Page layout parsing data
● ● ● ● ● ● ●

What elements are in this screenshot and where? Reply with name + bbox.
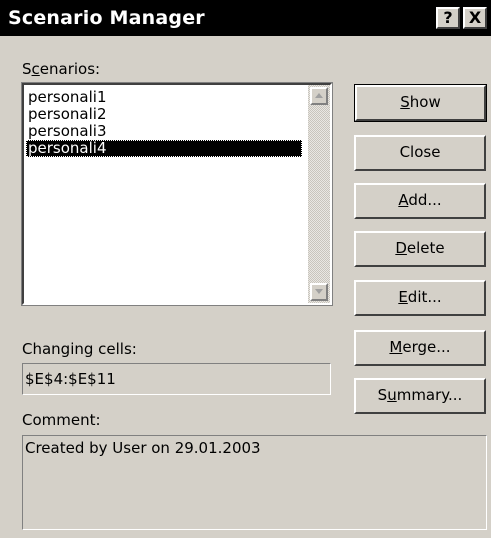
arrow-down-icon <box>315 289 323 294</box>
changing-cells-field: $E$4:$E$11 <box>22 363 331 395</box>
edit-button[interactable]: Edit... <box>354 280 486 316</box>
scenarios-listbox[interactable]: personali1 personali2 personali3 persona… <box>21 82 333 306</box>
comment-field: Created by User on 29.01.2003 <box>22 435 487 530</box>
title-bar[interactable]: Scenario Manager ? X <box>0 0 491 36</box>
delete-button[interactable]: Delete <box>354 231 486 267</box>
scenario-item-personali2[interactable]: personali2 <box>26 106 302 123</box>
summary-button[interactable]: Summary... <box>354 378 486 414</box>
scenario-manager-dialog: Scenario Manager ? X Scenarios: personal… <box>0 0 491 538</box>
scroll-up-button[interactable] <box>310 87 328 105</box>
scenario-item-personali1[interactable]: personali1 <box>26 89 302 106</box>
close-window-button[interactable]: X <box>463 7 487 29</box>
scroll-down-button[interactable] <box>310 283 328 301</box>
comment-label: Comment: <box>22 411 101 429</box>
close-button[interactable]: Close <box>354 135 486 171</box>
arrow-up-icon <box>315 93 323 98</box>
changing-cells-label: Changing cells: <box>22 340 137 358</box>
dialog-title: Scenario Manager <box>8 7 205 29</box>
help-button[interactable]: ? <box>436 7 460 29</box>
scenario-item-personali4[interactable]: personali4 <box>26 140 302 157</box>
scenario-item-personali3[interactable]: personali3 <box>26 123 302 140</box>
scenarios-label: Scenarios: <box>22 60 101 78</box>
scenarios-scrollbar[interactable] <box>308 85 330 303</box>
merge-button[interactable]: Merge... <box>354 330 486 366</box>
show-button[interactable]: Show <box>354 84 487 122</box>
add-button[interactable]: Add... <box>354 183 486 219</box>
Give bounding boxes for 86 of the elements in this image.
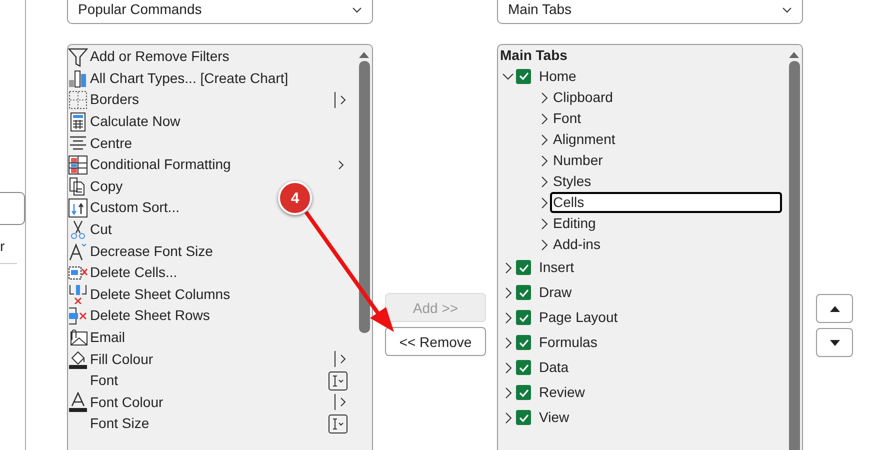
check-icon (518, 288, 528, 296)
tab-item[interactable]: Draw (536, 282, 575, 303)
tab-item[interactable]: Data (536, 357, 572, 378)
scissors-icon (68, 220, 88, 240)
conditional-format-icon (68, 154, 88, 175)
sort-icon (68, 198, 88, 218)
scrollbar[interactable] (786, 45, 802, 450)
delete-columns-icon (68, 284, 88, 304)
font-size-icon (68, 241, 88, 262)
check-icon (518, 338, 528, 346)
command-item[interactable]: Custom Sort... (90, 199, 180, 216)
scroll-up-icon (788, 51, 800, 59)
group-item[interactable]: Clipboard (550, 87, 782, 108)
command-item[interactable]: Centre (90, 134, 132, 152)
split-chevron-icon (334, 350, 348, 368)
command-item[interactable]: Font Size (90, 415, 150, 432)
email-icon (68, 328, 88, 348)
ribbon-tree[interactable]: Main Tabs Home Clipboard Font Alignment Number Styles Cells Editing Add-ins Insert Draw Page Layout Formulas Data Review View (497, 44, 803, 450)
up-arrow-icon (830, 306, 840, 312)
caret-icon (352, 7, 362, 13)
tab-item[interactable]: Formulas (536, 332, 600, 353)
command-item[interactable]: Delete Cells... (90, 264, 178, 282)
down-arrow-icon (830, 340, 840, 346)
commands-list[interactable] (67, 44, 373, 450)
command-item[interactable]: Delete Sheet Rows (90, 307, 210, 324)
command-item[interactable]: Borders (90, 91, 140, 108)
command-item[interactable]: Decrease Font Size (90, 242, 213, 260)
checkbox[interactable] (516, 260, 531, 275)
checkbox[interactable] (516, 360, 531, 375)
scroll-up-icon (358, 51, 370, 59)
chevron-icon (338, 160, 344, 170)
check-icon (518, 414, 528, 422)
group-item[interactable]: Editing (550, 213, 782, 234)
delete-rows-icon (68, 306, 88, 326)
text-field[interactable] (0, 192, 25, 225)
remove-button[interactable]: << Remove (385, 327, 486, 356)
checkbox[interactable] (516, 410, 531, 425)
bar-chart-icon (68, 68, 88, 88)
borders-icon (68, 90, 88, 110)
font-color-icon (68, 392, 88, 412)
command-item[interactable]: Conditional Formatting (90, 156, 231, 174)
move-down-button[interactable] (816, 328, 853, 357)
command-item[interactable]: Fill Colour (90, 350, 154, 368)
tabs-dropdown[interactable]: Main Tabs (497, 0, 803, 24)
command-item[interactable]: All Chart Types... [Create Chart] (90, 70, 288, 87)
filter-icon (68, 46, 88, 67)
label-text: r (0, 237, 6, 255)
caret-icon (782, 7, 792, 13)
command-item[interactable]: Delete Sheet Columns (90, 286, 230, 303)
command-item[interactable]: Calculate Now (90, 113, 180, 130)
paint-bucket-icon (68, 349, 88, 370)
group-item[interactable]: Styles (550, 171, 782, 192)
group-item[interactable]: Cells (550, 192, 782, 213)
calculator-icon (68, 112, 88, 132)
command-item[interactable]: Cut (90, 221, 112, 238)
move-up-button[interactable] (816, 294, 853, 323)
tab-item[interactable]: Review (536, 382, 588, 403)
group-item[interactable]: Number (550, 150, 782, 171)
tree-header: Main Tabs (499, 46, 568, 65)
combo-box-icon (328, 370, 348, 391)
tab-item[interactable]: Page Layout (536, 307, 621, 328)
check-icon (518, 364, 528, 372)
group-item[interactable]: Font (550, 108, 782, 129)
group-item[interactable]: Add-ins (550, 234, 782, 255)
checkbox[interactable] (516, 335, 531, 350)
tab-item[interactable]: Home (536, 66, 580, 86)
command-item[interactable]: Font Colour (90, 394, 164, 411)
command-item[interactable]: Copy (90, 178, 123, 195)
commands-dropdown[interactable]: Popular Commands (67, 0, 373, 24)
check-icon (518, 264, 528, 272)
split-chevron-icon (334, 90, 348, 109)
command-item[interactable]: Add or Remove Filters (90, 48, 230, 66)
checkbox[interactable] (516, 385, 531, 400)
command-item[interactable]: Font (90, 372, 118, 390)
check-icon (518, 72, 528, 80)
checkbox[interactable] (516, 285, 531, 300)
split-chevron-icon (334, 393, 348, 412)
checkbox[interactable] (516, 68, 531, 84)
checkbox[interactable] (516, 310, 531, 325)
check-icon (518, 388, 528, 396)
check-icon (518, 314, 528, 322)
group-item[interactable]: Alignment (550, 129, 782, 150)
tab-item[interactable]: Insert (536, 257, 578, 278)
tab-item[interactable]: View (536, 407, 572, 428)
combo-box-icon (328, 414, 348, 434)
command-item[interactable]: Email (90, 329, 126, 346)
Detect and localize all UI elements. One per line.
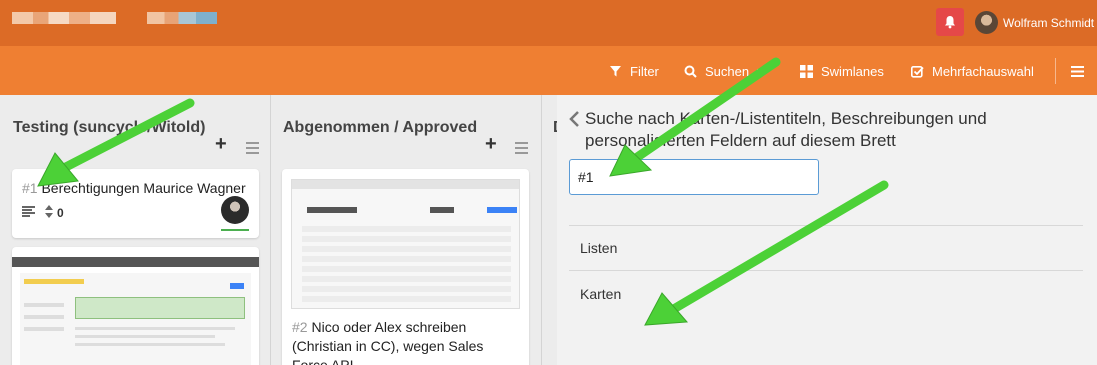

● ● ● ● ● ● ●

What is being asked:
Your answer must be the records above, copied exactly, with no pictures.

Finished task:
What elements are in this screenshot and where? Reply with name + bbox.
arrow-down-icon <box>315 289 323 294</box>
changing-cells-field: $E$4:$E$11 <box>22 363 331 395</box>
edit-button[interactable]: Edit... <box>354 280 486 316</box>
scenarios-listbox[interactable]: personali1 personali2 personali3 persona… <box>21 82 333 306</box>
comment-field: Created by User on 29.01.2003 <box>22 435 487 530</box>
title-bar[interactable]: Scenario Manager ? X <box>0 0 491 36</box>
delete-button[interactable]: Delete <box>354 231 486 267</box>
scenario-item-personali2[interactable]: personali2 <box>26 106 302 123</box>
summary-button[interactable]: Summary... <box>354 378 486 414</box>
scenario-manager-dialog: Scenario Manager ? X Scenarios: personal… <box>0 0 491 538</box>
scroll-up-button[interactable] <box>310 87 328 105</box>
scenario-item-personali1[interactable]: personali1 <box>26 89 302 106</box>
close-window-button[interactable]: X <box>463 7 487 29</box>
scroll-down-button[interactable] <box>310 283 328 301</box>
comment-label: Comment: <box>22 411 101 429</box>
close-button[interactable]: Close <box>354 135 486 171</box>
arrow-up-icon <box>315 93 323 98</box>
changing-cells-label: Changing cells: <box>22 340 137 358</box>
dialog-title: Scenario Manager <box>8 7 205 29</box>
help-button[interactable]: ? <box>436 7 460 29</box>
scenario-item-personali4[interactable]: personali4 <box>26 140 302 157</box>
scenario-item-personali3[interactable]: personali3 <box>26 123 302 140</box>
scenarios-label: Scenarios: <box>22 60 101 78</box>
scenarios-scrollbar[interactable] <box>308 85 330 303</box>
merge-button[interactable]: Merge... <box>354 330 486 366</box>
show-button[interactable]: Show <box>354 84 487 122</box>
add-button[interactable]: Add... <box>354 183 486 219</box>
Give bounding boxes for 86 of the elements in this image.
check-icon (518, 288, 528, 296)
tab-item[interactable]: Draw (536, 282, 575, 303)
tab-item[interactable]: Data (536, 357, 572, 378)
scissors-icon (68, 220, 88, 240)
conditional-format-icon (68, 154, 88, 175)
sort-icon (68, 198, 88, 218)
scrollbar[interactable] (786, 45, 802, 450)
delete-columns-icon (68, 284, 88, 304)
font-size-icon (68, 241, 88, 262)
check-icon (518, 338, 528, 346)
command-item[interactable]: Custom Sort... (90, 199, 180, 216)
scroll-up-icon (788, 51, 800, 59)
group-item[interactable]: Clipboard (550, 87, 782, 108)
command-item[interactable]: Centre (90, 134, 132, 152)
split-chevron-icon (334, 350, 348, 368)
command-item[interactable]: Font Size (90, 415, 150, 432)
email-icon (68, 328, 88, 348)
ribbon-tree[interactable]: Main Tabs Home Clipboard Font Alignment Number Styles Cells Editing Add-ins Insert Draw Page Layout Formulas Data Review View (497, 44, 803, 450)
up-arrow-icon (830, 306, 840, 312)
caret-icon (352, 7, 362, 13)
tab-item[interactable]: Formulas (536, 332, 600, 353)
command-item[interactable]: Delete Cells... (90, 264, 178, 282)
down-arrow-icon (830, 340, 840, 346)
commands-list[interactable] (67, 44, 373, 450)
command-item[interactable]: Delete Sheet Rows (90, 307, 210, 324)
command-item[interactable]: Borders (90, 91, 140, 108)
command-item[interactable]: Decrease Font Size (90, 242, 213, 260)
checkbox[interactable] (516, 260, 531, 275)
checkbox[interactable] (516, 360, 531, 375)
scroll-up-icon (358, 51, 370, 59)
chevron-icon (338, 160, 344, 170)
check-icon (518, 414, 528, 422)
group-item[interactable]: Editing (550, 213, 782, 234)
delete-rows-icon (68, 306, 88, 326)
text-field[interactable] (0, 192, 25, 225)
remove-button[interactable]: << Remove (385, 327, 486, 356)
checkbox[interactable] (516, 410, 531, 425)
bar-chart-icon (68, 68, 88, 88)
borders-icon (68, 90, 88, 110)
font-color-icon (68, 392, 88, 412)
command-item[interactable]: Conditional Formatting (90, 156, 231, 174)
move-down-button[interactable] (816, 328, 853, 357)
command-item[interactable]: Fill Colour (90, 350, 154, 368)
tabs-dropdown[interactable]: Main Tabs (497, 0, 803, 24)
command-item[interactable]: All Chart Types... [Create Chart] (90, 70, 288, 87)
filter-icon (68, 46, 88, 67)
label-text: r (0, 237, 6, 255)
caret-icon (782, 7, 792, 13)
command-item[interactable]: Delete Sheet Columns (90, 286, 230, 303)
command-item[interactable]: Calculate Now (90, 113, 180, 130)
paint-bucket-icon (68, 349, 88, 370)
group-item[interactable]: Styles (550, 171, 782, 192)
group-item[interactable]: Cells (550, 192, 782, 213)
calculator-icon (68, 112, 88, 132)
command-item[interactable]: Cut (90, 221, 112, 238)
move-up-button[interactable] (816, 294, 853, 323)
tab-item[interactable]: Review (536, 382, 588, 403)
group-item[interactable]: Number (550, 150, 782, 171)
tree-header: Main Tabs (499, 46, 568, 65)
combo-box-icon (328, 370, 348, 391)
tab-item[interactable]: Page Layout (536, 307, 621, 328)
check-icon (518, 364, 528, 372)
group-item[interactable]: Font (550, 108, 782, 129)
group-item[interactable]: Add-ins (550, 234, 782, 255)
checkbox[interactable] (516, 335, 531, 350)
tab-item[interactable]: Home (536, 66, 580, 86)
command-item[interactable]: Font Colour (90, 394, 164, 411)
command-item[interactable]: Copy (90, 178, 123, 195)
commands-dropdown[interactable]: Popular Commands (67, 0, 373, 24)
check-icon (518, 264, 528, 272)
split-chevron-icon (334, 90, 348, 109)
command-item[interactable]: Add or Remove Filters (90, 48, 230, 66)
checkbox[interactable] (516, 385, 531, 400)
command-item[interactable]: Font (90, 372, 118, 390)
check-icon (518, 72, 528, 80)
checkbox[interactable] (516, 285, 531, 300)
split-chevron-icon (334, 393, 348, 412)
checkbox[interactable] (516, 68, 531, 84)
checkbox[interactable] (516, 310, 531, 325)
check-icon (518, 388, 528, 396)
check-icon (518, 314, 528, 322)
group-item[interactable]: Alignment (550, 129, 782, 150)
tab-item[interactable]: Insert (536, 257, 578, 278)
tab-item[interactable]: View (536, 407, 572, 428)
combo-box-icon (328, 414, 348, 434)
command-item[interactable]: Email (90, 329, 126, 346)
Detect and localize all UI elements. One per line.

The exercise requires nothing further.